[PROBLEM TO SOLVE]:
Sort through the entries below and pull out lines containing the word "document".

## begin DATASET ENTRIES

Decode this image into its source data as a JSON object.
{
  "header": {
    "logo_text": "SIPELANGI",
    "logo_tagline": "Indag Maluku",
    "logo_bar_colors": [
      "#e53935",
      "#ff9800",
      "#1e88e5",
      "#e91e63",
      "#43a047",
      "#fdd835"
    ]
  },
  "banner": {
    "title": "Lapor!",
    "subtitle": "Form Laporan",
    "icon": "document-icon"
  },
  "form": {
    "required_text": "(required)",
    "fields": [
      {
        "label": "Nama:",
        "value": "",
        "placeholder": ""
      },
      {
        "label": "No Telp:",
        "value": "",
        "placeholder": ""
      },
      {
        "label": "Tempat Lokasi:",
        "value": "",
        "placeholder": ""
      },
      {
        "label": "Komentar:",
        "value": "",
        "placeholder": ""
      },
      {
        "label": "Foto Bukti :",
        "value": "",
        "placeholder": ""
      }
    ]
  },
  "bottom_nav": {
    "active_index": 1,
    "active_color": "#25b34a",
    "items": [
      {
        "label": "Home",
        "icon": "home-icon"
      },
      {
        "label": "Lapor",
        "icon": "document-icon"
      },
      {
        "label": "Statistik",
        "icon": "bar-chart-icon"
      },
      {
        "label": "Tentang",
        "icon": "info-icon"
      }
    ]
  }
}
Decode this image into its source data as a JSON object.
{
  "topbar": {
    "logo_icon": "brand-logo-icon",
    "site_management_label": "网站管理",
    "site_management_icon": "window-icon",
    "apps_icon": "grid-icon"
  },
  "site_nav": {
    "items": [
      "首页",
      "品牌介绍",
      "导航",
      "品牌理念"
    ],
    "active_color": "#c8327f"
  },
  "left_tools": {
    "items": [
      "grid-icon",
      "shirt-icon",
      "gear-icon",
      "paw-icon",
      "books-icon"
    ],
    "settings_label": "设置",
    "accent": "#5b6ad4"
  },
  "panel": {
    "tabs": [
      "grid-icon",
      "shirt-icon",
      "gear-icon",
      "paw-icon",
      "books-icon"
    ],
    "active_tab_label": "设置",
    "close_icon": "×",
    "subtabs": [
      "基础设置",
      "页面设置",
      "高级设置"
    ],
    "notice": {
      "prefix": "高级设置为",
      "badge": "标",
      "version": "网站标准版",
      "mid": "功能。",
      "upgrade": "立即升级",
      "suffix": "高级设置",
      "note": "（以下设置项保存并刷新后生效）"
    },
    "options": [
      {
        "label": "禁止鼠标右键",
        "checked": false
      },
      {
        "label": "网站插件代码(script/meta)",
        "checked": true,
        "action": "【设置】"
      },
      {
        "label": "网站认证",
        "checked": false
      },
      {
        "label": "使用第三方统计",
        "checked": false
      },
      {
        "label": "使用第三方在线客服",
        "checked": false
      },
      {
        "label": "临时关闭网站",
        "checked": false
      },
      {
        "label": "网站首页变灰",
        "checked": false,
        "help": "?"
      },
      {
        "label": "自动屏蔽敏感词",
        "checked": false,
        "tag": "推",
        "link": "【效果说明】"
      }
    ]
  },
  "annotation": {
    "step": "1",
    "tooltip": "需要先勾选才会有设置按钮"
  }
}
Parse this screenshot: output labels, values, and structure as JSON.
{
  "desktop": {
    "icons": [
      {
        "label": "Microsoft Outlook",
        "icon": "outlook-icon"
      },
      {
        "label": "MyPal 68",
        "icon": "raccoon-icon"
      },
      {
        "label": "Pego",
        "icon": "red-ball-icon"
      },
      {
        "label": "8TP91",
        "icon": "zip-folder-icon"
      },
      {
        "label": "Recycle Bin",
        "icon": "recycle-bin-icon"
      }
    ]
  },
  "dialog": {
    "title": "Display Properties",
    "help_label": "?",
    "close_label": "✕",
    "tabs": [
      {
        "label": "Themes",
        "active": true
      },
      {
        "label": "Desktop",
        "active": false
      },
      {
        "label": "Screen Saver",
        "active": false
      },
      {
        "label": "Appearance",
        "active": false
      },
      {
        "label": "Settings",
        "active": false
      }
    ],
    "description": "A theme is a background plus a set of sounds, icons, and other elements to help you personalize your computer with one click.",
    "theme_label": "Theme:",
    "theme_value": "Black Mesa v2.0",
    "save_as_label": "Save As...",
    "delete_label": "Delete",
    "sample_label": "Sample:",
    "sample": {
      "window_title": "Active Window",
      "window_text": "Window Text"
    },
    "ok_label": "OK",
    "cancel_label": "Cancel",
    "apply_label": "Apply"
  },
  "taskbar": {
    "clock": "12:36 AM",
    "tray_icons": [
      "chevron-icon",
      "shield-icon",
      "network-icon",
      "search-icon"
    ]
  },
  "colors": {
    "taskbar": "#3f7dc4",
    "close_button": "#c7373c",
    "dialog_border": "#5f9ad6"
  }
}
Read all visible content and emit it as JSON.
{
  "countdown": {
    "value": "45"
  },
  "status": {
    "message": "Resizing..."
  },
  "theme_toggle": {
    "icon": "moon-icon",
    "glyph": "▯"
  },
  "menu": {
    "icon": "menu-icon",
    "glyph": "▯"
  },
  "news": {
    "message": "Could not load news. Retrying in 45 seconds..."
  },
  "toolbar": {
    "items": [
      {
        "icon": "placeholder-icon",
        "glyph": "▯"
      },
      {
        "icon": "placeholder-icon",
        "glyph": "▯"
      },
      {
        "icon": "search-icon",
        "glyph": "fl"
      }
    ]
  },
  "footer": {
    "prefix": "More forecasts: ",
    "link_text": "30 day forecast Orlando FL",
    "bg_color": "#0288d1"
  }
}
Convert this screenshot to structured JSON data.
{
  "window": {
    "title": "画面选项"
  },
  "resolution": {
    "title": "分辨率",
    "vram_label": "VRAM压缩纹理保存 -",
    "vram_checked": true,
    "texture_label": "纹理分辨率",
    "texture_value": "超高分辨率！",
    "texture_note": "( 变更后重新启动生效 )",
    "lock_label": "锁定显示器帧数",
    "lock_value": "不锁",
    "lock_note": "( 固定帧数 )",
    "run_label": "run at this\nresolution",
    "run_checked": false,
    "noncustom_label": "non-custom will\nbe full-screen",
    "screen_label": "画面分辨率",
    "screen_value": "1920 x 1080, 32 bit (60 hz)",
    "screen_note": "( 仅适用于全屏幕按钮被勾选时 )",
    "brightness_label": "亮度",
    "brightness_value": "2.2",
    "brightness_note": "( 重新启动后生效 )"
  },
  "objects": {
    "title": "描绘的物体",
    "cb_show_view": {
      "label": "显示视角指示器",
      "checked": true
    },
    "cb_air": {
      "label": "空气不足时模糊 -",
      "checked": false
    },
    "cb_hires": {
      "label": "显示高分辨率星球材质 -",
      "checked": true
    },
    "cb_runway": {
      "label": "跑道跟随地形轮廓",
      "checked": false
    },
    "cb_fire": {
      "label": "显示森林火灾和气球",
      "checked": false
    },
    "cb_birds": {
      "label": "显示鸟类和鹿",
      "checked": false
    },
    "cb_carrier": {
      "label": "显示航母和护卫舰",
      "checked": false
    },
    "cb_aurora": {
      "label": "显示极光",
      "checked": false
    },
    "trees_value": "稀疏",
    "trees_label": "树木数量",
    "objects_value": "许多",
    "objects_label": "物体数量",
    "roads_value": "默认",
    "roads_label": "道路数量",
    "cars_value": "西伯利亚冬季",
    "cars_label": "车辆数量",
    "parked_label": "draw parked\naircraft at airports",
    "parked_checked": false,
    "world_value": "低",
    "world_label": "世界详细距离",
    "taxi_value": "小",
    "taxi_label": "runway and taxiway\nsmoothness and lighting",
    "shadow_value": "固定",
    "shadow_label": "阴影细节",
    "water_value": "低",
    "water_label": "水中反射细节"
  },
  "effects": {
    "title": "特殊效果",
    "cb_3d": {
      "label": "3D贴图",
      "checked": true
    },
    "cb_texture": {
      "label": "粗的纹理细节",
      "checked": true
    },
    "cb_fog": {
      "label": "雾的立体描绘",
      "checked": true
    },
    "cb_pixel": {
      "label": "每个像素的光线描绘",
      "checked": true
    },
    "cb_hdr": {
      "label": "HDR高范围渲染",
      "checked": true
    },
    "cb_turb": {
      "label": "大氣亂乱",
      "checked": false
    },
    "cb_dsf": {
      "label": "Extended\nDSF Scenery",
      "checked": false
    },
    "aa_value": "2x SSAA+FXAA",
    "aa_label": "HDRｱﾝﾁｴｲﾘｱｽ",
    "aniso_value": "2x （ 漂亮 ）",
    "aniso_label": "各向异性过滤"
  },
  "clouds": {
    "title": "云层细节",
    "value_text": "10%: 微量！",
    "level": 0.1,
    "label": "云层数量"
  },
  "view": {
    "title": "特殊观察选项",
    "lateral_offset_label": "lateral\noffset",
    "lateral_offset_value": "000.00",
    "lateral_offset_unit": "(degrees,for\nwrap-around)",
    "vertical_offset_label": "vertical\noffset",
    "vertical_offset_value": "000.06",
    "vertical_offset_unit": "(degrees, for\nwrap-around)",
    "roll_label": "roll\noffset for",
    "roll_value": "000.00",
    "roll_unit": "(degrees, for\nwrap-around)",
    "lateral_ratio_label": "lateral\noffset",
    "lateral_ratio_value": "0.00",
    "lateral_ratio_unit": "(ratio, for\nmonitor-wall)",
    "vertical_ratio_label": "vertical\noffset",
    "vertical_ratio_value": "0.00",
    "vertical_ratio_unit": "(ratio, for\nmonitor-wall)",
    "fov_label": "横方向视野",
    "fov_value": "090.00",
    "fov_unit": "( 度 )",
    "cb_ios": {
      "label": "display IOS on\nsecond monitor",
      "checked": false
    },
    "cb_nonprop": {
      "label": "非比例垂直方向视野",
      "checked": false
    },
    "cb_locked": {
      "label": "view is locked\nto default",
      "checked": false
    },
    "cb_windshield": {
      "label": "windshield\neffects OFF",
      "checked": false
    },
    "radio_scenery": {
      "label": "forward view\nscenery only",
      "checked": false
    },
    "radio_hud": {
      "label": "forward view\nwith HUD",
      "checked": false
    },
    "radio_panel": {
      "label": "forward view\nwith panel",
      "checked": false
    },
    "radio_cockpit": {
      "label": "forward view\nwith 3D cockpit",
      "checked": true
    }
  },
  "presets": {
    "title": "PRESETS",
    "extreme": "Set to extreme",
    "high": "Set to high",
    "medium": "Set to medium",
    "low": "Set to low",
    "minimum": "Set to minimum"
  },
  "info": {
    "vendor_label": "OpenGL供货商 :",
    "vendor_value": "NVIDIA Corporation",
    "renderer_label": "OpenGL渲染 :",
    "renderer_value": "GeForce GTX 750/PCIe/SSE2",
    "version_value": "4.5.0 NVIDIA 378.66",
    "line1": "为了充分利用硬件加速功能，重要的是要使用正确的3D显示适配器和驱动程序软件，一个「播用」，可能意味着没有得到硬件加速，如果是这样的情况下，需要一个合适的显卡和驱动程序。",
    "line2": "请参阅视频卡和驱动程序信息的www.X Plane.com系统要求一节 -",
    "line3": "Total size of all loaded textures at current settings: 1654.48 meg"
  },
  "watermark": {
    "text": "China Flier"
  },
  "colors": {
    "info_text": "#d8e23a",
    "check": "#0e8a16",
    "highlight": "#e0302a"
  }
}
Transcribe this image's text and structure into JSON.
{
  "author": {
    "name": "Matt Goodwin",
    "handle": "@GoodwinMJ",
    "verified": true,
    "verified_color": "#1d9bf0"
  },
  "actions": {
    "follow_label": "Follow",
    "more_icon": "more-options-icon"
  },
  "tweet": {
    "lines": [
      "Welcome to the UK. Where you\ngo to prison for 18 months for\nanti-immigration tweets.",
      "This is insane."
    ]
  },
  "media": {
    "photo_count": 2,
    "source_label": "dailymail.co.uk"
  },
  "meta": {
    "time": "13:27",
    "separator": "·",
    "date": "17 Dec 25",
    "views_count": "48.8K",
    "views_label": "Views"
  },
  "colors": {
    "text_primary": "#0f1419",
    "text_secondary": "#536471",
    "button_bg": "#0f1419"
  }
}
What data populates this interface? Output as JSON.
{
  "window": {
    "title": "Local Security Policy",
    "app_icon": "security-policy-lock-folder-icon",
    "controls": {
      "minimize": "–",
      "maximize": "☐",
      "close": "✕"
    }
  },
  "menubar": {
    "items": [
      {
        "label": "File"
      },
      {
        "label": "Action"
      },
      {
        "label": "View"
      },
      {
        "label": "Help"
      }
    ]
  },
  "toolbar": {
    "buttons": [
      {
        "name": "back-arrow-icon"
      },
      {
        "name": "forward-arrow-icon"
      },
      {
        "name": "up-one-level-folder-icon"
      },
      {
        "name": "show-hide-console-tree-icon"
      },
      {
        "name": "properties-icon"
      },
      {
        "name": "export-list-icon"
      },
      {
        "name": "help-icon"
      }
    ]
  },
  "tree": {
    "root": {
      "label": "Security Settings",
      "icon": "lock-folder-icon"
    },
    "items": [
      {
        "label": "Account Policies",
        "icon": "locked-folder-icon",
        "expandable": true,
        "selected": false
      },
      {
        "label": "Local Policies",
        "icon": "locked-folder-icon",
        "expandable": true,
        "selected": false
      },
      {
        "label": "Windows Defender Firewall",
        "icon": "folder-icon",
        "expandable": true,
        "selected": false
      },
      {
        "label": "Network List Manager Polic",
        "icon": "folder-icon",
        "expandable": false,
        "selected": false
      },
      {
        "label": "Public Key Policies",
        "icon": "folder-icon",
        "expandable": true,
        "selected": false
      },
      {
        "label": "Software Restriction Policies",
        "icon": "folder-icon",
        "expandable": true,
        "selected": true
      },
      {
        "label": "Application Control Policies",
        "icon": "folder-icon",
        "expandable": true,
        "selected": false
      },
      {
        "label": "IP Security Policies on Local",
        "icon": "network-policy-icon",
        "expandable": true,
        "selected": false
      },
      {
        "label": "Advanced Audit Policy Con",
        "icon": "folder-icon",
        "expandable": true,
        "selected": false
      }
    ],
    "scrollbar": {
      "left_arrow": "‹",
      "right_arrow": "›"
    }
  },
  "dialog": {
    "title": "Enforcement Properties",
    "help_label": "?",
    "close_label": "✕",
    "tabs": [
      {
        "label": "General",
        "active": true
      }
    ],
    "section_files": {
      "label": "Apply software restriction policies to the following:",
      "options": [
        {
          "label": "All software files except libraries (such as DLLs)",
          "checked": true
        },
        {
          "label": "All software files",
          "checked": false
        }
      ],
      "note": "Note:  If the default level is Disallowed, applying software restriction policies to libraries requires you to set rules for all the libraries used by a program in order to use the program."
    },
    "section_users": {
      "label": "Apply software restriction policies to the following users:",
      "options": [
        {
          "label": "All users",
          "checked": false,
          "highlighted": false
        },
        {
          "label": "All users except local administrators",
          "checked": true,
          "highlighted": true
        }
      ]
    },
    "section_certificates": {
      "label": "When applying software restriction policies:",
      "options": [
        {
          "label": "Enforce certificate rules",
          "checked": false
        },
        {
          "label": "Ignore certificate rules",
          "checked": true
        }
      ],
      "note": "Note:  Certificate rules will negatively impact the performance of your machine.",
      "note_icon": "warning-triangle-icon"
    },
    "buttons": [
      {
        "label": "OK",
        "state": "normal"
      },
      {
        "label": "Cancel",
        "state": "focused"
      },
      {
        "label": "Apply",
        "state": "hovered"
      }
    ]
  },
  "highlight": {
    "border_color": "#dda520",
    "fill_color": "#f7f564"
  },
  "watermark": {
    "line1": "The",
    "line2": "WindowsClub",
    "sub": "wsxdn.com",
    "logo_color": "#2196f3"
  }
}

## end DATASET ENTRIES

[RESPONSE TO THE TASK]:
    "icon": "document-icon"
        "icon": "document-icon"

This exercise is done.